Stated problem
Images appear in the records below; leave them out and repeat everything else exactly.

(Dataset records)

----------

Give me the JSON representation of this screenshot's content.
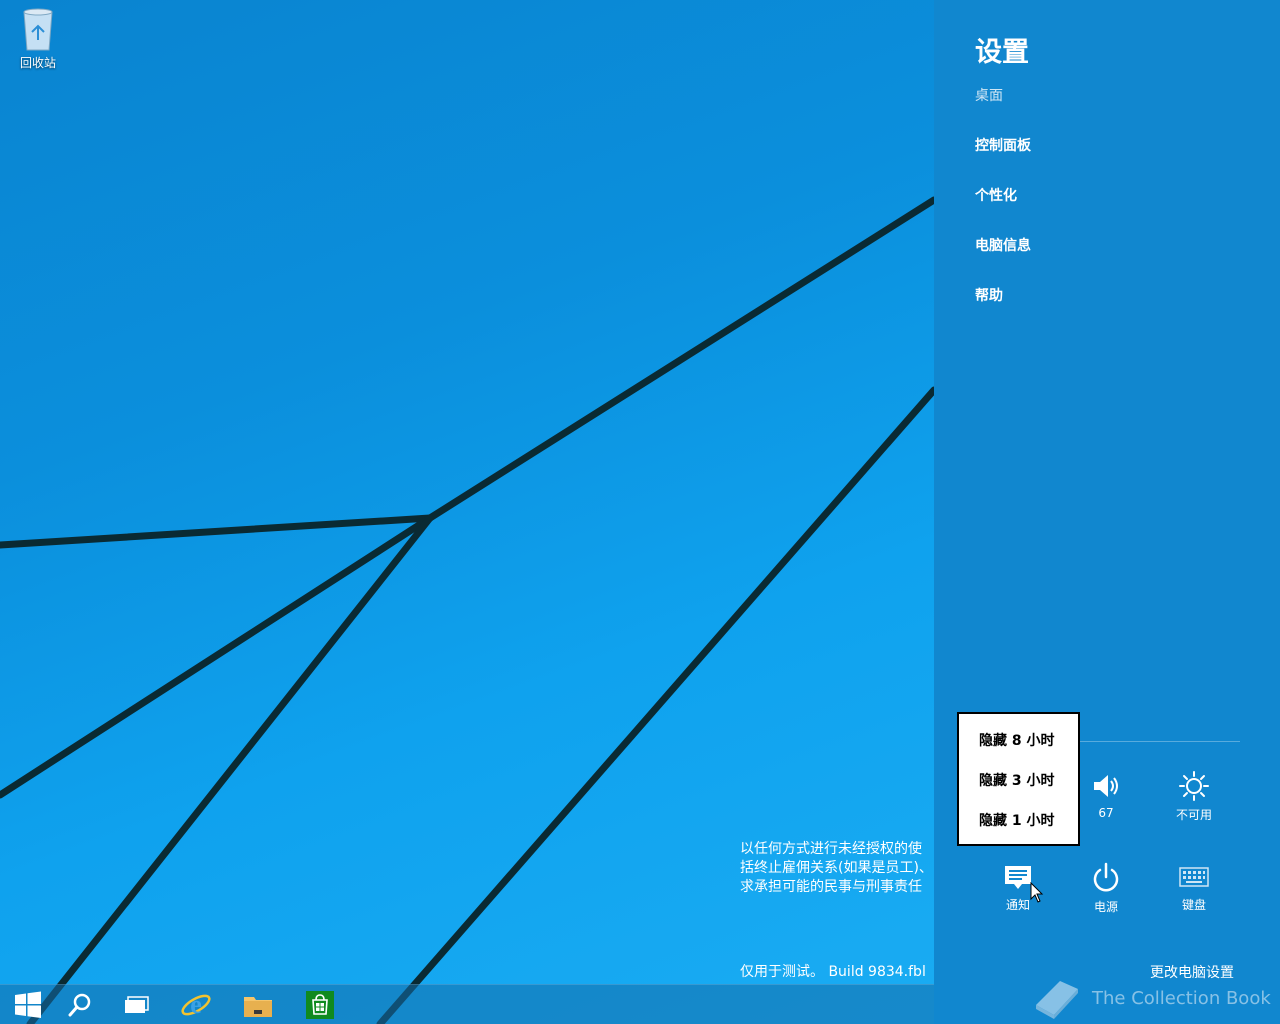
{
  "desktop": {
    "recycle_bin_label": "回收站",
    "watermark_legal": [
      "以任何方式进行未经授权的使",
      "括终止雇佣关系(如果是员工)、",
      "求承担可能的民事与刑事责任"
    ],
    "watermark_build": "仅用于测试。 Build 9834.fbl"
  },
  "taskbar": {
    "items": [
      {
        "icon": "windows-start-icon"
      },
      {
        "icon": "search-icon"
      },
      {
        "icon": "task-view-icon"
      },
      {
        "icon": "internet-explorer-icon"
      },
      {
        "icon": "file-explorer-icon"
      },
      {
        "icon": "store-icon"
      }
    ]
  },
  "settings": {
    "title": "设置",
    "subtitle": "桌面",
    "links": [
      "控制面板",
      "个性化",
      "电脑信息",
      "帮助"
    ],
    "quick": {
      "volume_value": "67",
      "brightness_label": "不可用",
      "notifications_label": "通知",
      "power_label": "电源",
      "keyboard_label": "键盘"
    },
    "change_pc_settings": "更改电脑设置"
  },
  "snooze_menu": {
    "items": [
      "隐藏 8 小时",
      "隐藏 3 小时",
      "隐藏 1 小时"
    ]
  },
  "branding": {
    "logo_text": "The Collection Book"
  },
  "colors": {
    "pane_bg": "#1187cf",
    "desktop_bg": "#0f97e4"
  }
}
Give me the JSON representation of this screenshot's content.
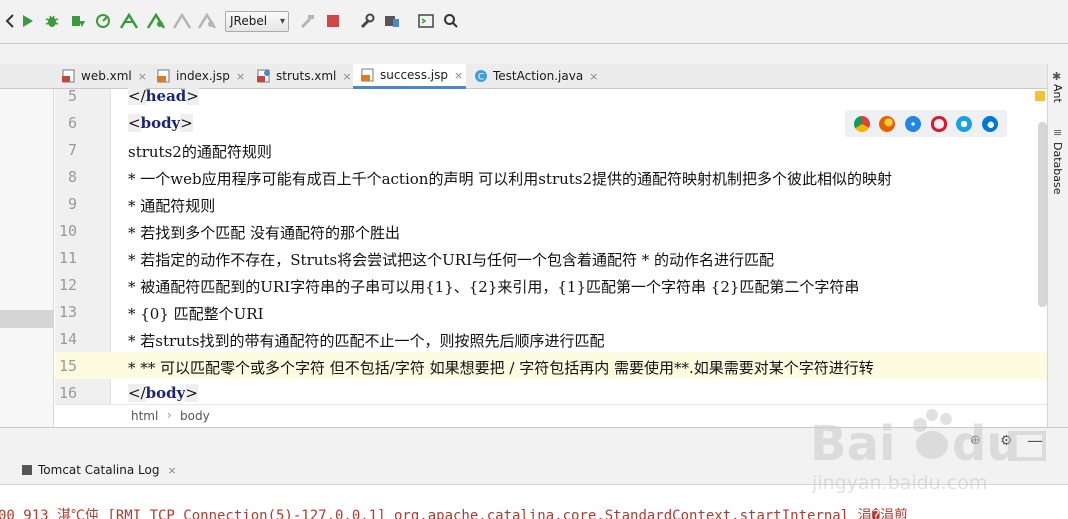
{
  "toolbar": {
    "run_config": "JRebel"
  },
  "tabs": [
    {
      "label": "web.xml",
      "close": "×",
      "icon": "xml-file-icon"
    },
    {
      "label": "index.jsp",
      "close": "×",
      "icon": "jsp-file-icon"
    },
    {
      "label": "struts.xml",
      "close": "×",
      "icon": "struts-file-icon"
    },
    {
      "label": "success.jsp",
      "close": "×",
      "icon": "jsp-file-icon",
      "active": true
    },
    {
      "label": "TestAction.java",
      "close": "×",
      "icon": "java-class-icon"
    }
  ],
  "editor": {
    "lines": [
      {
        "num": "5",
        "parts": [
          {
            "t": "tag_open",
            "v": "</"
          },
          {
            "t": "tag",
            "v": "head"
          },
          {
            "t": "tag_close",
            "v": ">"
          }
        ]
      },
      {
        "num": "6",
        "parts": [
          {
            "t": "tag_open",
            "v": "<"
          },
          {
            "t": "tag",
            "v": "body"
          },
          {
            "t": "tag_close",
            "v": ">"
          }
        ]
      },
      {
        "num": "7",
        "text": "struts2的通配符规则"
      },
      {
        "num": "8",
        "text": "* 一个web应用程序可能有成百上千个action的声明  可以利用struts2提供的通配符映射机制把多个彼此相似的映射"
      },
      {
        "num": "9",
        "text": "* 通配符规则"
      },
      {
        "num": "10",
        "text": "* 若找到多个匹配 没有通配符的那个胜出"
      },
      {
        "num": "11",
        "text": "* 若指定的动作不存在，Struts将会尝试把这个URI与任何一个包含着通配符 * 的动作名进行匹配"
      },
      {
        "num": "12",
        "text": "* 被通配符匹配到的URI字符串的子串可以用{1}、{2}来引用，{1}匹配第一个字符串 {2}匹配第二个字符串"
      },
      {
        "num": "13",
        "text": "* {0} 匹配整个URI"
      },
      {
        "num": "14",
        "text": "* 若struts找到的带有通配符的匹配不止一个，则按照先后顺序进行匹配"
      },
      {
        "num": "15",
        "text": "* ** 可以匹配零个或多个字符 但不包括/字符 如果想要把 / 字符包括再内 需要使用**.如果需要对某个字符进行转"
      },
      {
        "num": "16",
        "parts": [
          {
            "t": "tag_open",
            "v": "</"
          },
          {
            "t": "tag",
            "v": "body"
          },
          {
            "t": "tag_close",
            "v": ">"
          }
        ]
      }
    ]
  },
  "breadcrumb": {
    "items": [
      "html",
      "body"
    ],
    "separator": "›"
  },
  "right_sidebar": {
    "ant": "Ant",
    "database": "Database"
  },
  "bottom_panel": {
    "tab_label": "Tomcat Catalina Log",
    "tab_close": "×",
    "console_text": "00 913 淇℃伅 [RMI TCP Connection(5)-127.0.0.1] org.apache.catalina.core.StandardContext.startInternal 涓�涓煎"
  },
  "colors": {
    "tag": "#1a237e",
    "console_text": "#b33a2e",
    "active_tab_underline": "#4a88c7",
    "current_line": "#fdfbe0"
  }
}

----------

Answer to this problem
Give me the JSON representation of this screenshot's content.
{
  "desktop": {
    "recycle_bin_label": "回收站",
    "watermark_legal": [
      "以任何方式进行未经授权的使",
      "括终止雇佣关系(如果是员工)、",
      "求承担可能的民事与刑事责任"
    ],
    "watermark_build": "仅用于测试。 Build 9834.fbl"
  },
  "taskbar": {
    "items": [
      {
        "icon": "windows-start-icon"
      },
      {
        "icon": "search-icon"
      },
      {
        "icon": "task-view-icon"
      },
      {
        "icon": "internet-explorer-icon"
      },
      {
        "icon": "file-explorer-icon"
      },
      {
        "icon": "store-icon"
      }
    ]
  },
  "settings": {
    "title": "设置",
    "subtitle": "桌面",
    "links": [
      "控制面板",
      "个性化",
      "电脑信息",
      "帮助"
    ],
    "quick": {
      "volume_value": "67",
      "brightness_label": "不可用",
      "notifications_label": "通知",
      "power_label": "电源",
      "keyboard_label": "键盘"
    },
    "change_pc_settings": "更改电脑设置"
  },
  "snooze_menu": {
    "items": [
      "隐藏 8 小时",
      "隐藏 3 小时",
      "隐藏 1 小时"
    ]
  },
  "branding": {
    "logo_text": "The Collection Book"
  },
  "colors": {
    "pane_bg": "#1187cf",
    "desktop_bg": "#0f97e4"
  }
}
Give me the JSON representation of this screenshot's content.
{
  "toolbar": {
    "run_config": "JRebel"
  },
  "tabs": [
    {
      "label": "web.xml",
      "close": "×",
      "icon": "xml-file-icon"
    },
    {
      "label": "index.jsp",
      "close": "×",
      "icon": "jsp-file-icon"
    },
    {
      "label": "struts.xml",
      "close": "×",
      "icon": "struts-file-icon"
    },
    {
      "label": "success.jsp",
      "close": "×",
      "icon": "jsp-file-icon",
      "active": true
    },
    {
      "label": "TestAction.java",
      "close": "×",
      "icon": "java-class-icon"
    }
  ],
  "editor": {
    "lines": [
      {
        "num": "5",
        "parts": [
          {
            "t": "tag_open",
            "v": "</"
          },
          {
            "t": "tag",
            "v": "head"
          },
          {
            "t": "tag_close",
            "v": ">"
          }
        ]
      },
      {
        "num": "6",
        "parts": [
          {
            "t": "tag_open",
            "v": "<"
          },
          {
            "t": "tag",
            "v": "body"
          },
          {
            "t": "tag_close",
            "v": ">"
          }
        ]
      },
      {
        "num": "7",
        "text": "struts2的通配符规则"
      },
      {
        "num": "8",
        "text": "* 一个web应用程序可能有成百上千个action的声明  可以利用struts2提供的通配符映射机制把多个彼此相似的映射"
      },
      {
        "num": "9",
        "text": "* 通配符规则"
      },
      {
        "num": "10",
        "text": "* 若找到多个匹配 没有通配符的那个胜出"
      },
      {
        "num": "11",
        "text": "* 若指定的动作不存在，Struts将会尝试把这个URI与任何一个包含着通配符 * 的动作名进行匹配"
      },
      {
        "num": "12",
        "text": "* 被通配符匹配到的URI字符串的子串可以用{1}、{2}来引用，{1}匹配第一个字符串 {2}匹配第二个字符串"
      },
      {
        "num": "13",
        "text": "* {0} 匹配整个URI"
      },
      {
        "num": "14",
        "text": "* 若struts找到的带有通配符的匹配不止一个，则按照先后顺序进行匹配"
      },
      {
        "num": "15",
        "text": "* ** 可以匹配零个或多个字符 但不包括/字符 如果想要把 / 字符包括再内 需要使用**.如果需要对某个字符进行转"
      },
      {
        "num": "16",
        "parts": [
          {
            "t": "tag_open",
            "v": "</"
          },
          {
            "t": "tag",
            "v": "body"
          },
          {
            "t": "tag_close",
            "v": ">"
          }
        ]
      }
    ]
  },
  "breadcrumb": {
    "items": [
      "html",
      "body"
    ],
    "separator": "›"
  },
  "right_sidebar": {
    "ant": "Ant",
    "database": "Database"
  },
  "bottom_panel": {
    "tab_label": "Tomcat Catalina Log",
    "tab_close": "×",
    "console_text": "00 913 淇℃伅 [RMI TCP Connection(5)-127.0.0.1] org.apache.catalina.core.StandardContext.startInternal 涓�涓煎"
  },
  "colors": {
    "tag": "#1a237e",
    "console_text": "#b33a2e",
    "active_tab_underline": "#4a88c7",
    "current_line": "#fdfbe0"
  }
}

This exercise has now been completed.